## WORK INSTRUCTIONS
Answer these questions from the post about GoDaddy's purchase of Mike Berkens' domain portfolio:
(a) What amount does George Kirikos say GoDaddy paid for the portfolio?
(b) In what month and year was the portfolio bought?
(c) What did Mike Berkens say about the deal on the phone?

#### DOCUMENT EXTRACT

George Kirikos: GoDaddy “*definitely* paid $35.5MM for Mike Berkens domain portfolio”

GoDaddy published its quarterly earnings report and had its conference call tonight. In the report, the company had a line item for acquisitions, and George Kirikos has used that to deduce  what he believes the company paid for Mike Berkens’ domain portfolio in December of 2015.

According to a series of tweets from George Kirikos this evening, GoDaddy “*definitely* paid $35.5MM for Mike Berkens domain portfolio.Andrew Allemann also wrote about this, although he posed it as a question rather than a definitive statement.

One thing to keep in mind is that even if this figure is accurate (which I have not confirmed), we don’t know if that is the full amount of consideration involved. There could potentially be stock grants and/or perhaps a payout based on future sales of domain names in the portfolio. I have no idea if these additional pieces of consideration would be included in the “Business acquisitions, net of cash acquired” section of the quarterly report.

I spoke on the phone with Mike Berkens a moment ago, and he said he could not comment on the deal.

If this figure is accurate, Sahar Sarid definitely deserves a pat on the back for guessing  pretty close to the sale price:

Elliot Silver
Elliot Silver
About The Author: Elliot Silver is an Internet entrepreneur and publisher of DomainInvesting.com. Elliot is also the founder and President of Top Notch Domains, LLC, a company that has closed eight figures in deals. Please read the DomainInvesting.com Terms of Use page for additional information about the publisher, website comment policy, disclosures, and conflicts of interest. Reach out to Elliot: Twitter | Facebook | LinkedIn

12 COMMENTS

  1. As you mentioned, there is more than likely other considerations. I HIGHLY doubt this was a straight cash deal. Stock options that could be exercised at a certain price point plus a set percentage of future sales of these domains were likely used to sweeten the offer, and protect both sides of the deal. Either way, with the Stock Market so beaten up recently, Mike could grow his windfall if he invests it wisely! -Mike Maillet (Toronto, Canada)

########
#### DATASET EXCERPTS

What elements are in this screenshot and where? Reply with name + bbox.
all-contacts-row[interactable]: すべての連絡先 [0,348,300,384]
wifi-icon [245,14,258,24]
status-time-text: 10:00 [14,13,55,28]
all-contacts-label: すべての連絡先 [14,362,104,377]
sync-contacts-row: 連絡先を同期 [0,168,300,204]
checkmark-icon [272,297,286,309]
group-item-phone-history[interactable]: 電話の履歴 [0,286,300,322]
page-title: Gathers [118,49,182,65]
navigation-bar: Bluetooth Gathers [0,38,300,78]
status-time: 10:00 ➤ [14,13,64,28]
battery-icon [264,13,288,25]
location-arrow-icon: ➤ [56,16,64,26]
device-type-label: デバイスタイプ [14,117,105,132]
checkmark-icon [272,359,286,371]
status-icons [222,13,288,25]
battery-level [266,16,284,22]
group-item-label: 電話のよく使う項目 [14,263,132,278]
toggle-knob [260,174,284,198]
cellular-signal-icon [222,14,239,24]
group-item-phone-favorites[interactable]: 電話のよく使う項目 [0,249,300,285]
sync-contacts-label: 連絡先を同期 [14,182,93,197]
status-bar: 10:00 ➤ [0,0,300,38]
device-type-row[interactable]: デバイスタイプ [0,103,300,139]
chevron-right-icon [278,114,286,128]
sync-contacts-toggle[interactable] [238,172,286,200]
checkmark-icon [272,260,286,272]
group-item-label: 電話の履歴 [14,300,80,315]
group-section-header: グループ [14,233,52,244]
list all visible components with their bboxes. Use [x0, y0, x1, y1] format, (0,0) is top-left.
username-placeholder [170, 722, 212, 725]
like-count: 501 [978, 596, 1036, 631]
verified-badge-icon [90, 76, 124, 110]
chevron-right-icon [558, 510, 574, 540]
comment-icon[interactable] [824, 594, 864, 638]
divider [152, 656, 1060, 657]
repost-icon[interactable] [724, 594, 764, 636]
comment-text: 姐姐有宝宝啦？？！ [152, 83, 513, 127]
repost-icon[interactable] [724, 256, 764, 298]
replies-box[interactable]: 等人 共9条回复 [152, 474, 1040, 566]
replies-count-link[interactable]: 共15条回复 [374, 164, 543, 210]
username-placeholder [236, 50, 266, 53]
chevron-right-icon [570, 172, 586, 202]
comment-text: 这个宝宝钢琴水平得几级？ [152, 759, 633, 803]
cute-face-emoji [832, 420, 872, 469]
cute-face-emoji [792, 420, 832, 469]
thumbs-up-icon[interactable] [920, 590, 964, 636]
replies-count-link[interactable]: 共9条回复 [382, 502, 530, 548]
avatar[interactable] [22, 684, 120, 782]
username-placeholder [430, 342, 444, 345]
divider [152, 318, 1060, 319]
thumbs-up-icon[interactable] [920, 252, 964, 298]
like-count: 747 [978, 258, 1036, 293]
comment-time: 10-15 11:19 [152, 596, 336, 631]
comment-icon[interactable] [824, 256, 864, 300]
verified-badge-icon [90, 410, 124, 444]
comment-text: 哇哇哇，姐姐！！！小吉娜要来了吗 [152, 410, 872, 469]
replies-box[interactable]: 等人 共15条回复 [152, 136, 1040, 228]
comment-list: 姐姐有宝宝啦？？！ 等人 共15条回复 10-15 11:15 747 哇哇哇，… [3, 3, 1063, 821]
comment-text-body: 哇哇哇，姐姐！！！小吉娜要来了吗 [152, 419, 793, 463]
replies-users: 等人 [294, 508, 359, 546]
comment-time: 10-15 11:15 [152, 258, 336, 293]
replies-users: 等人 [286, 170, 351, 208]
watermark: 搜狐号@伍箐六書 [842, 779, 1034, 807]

########

## COMPLETED TASK
(a) $35.5MM
(b) December 2015
(c) He said he could not comment on it.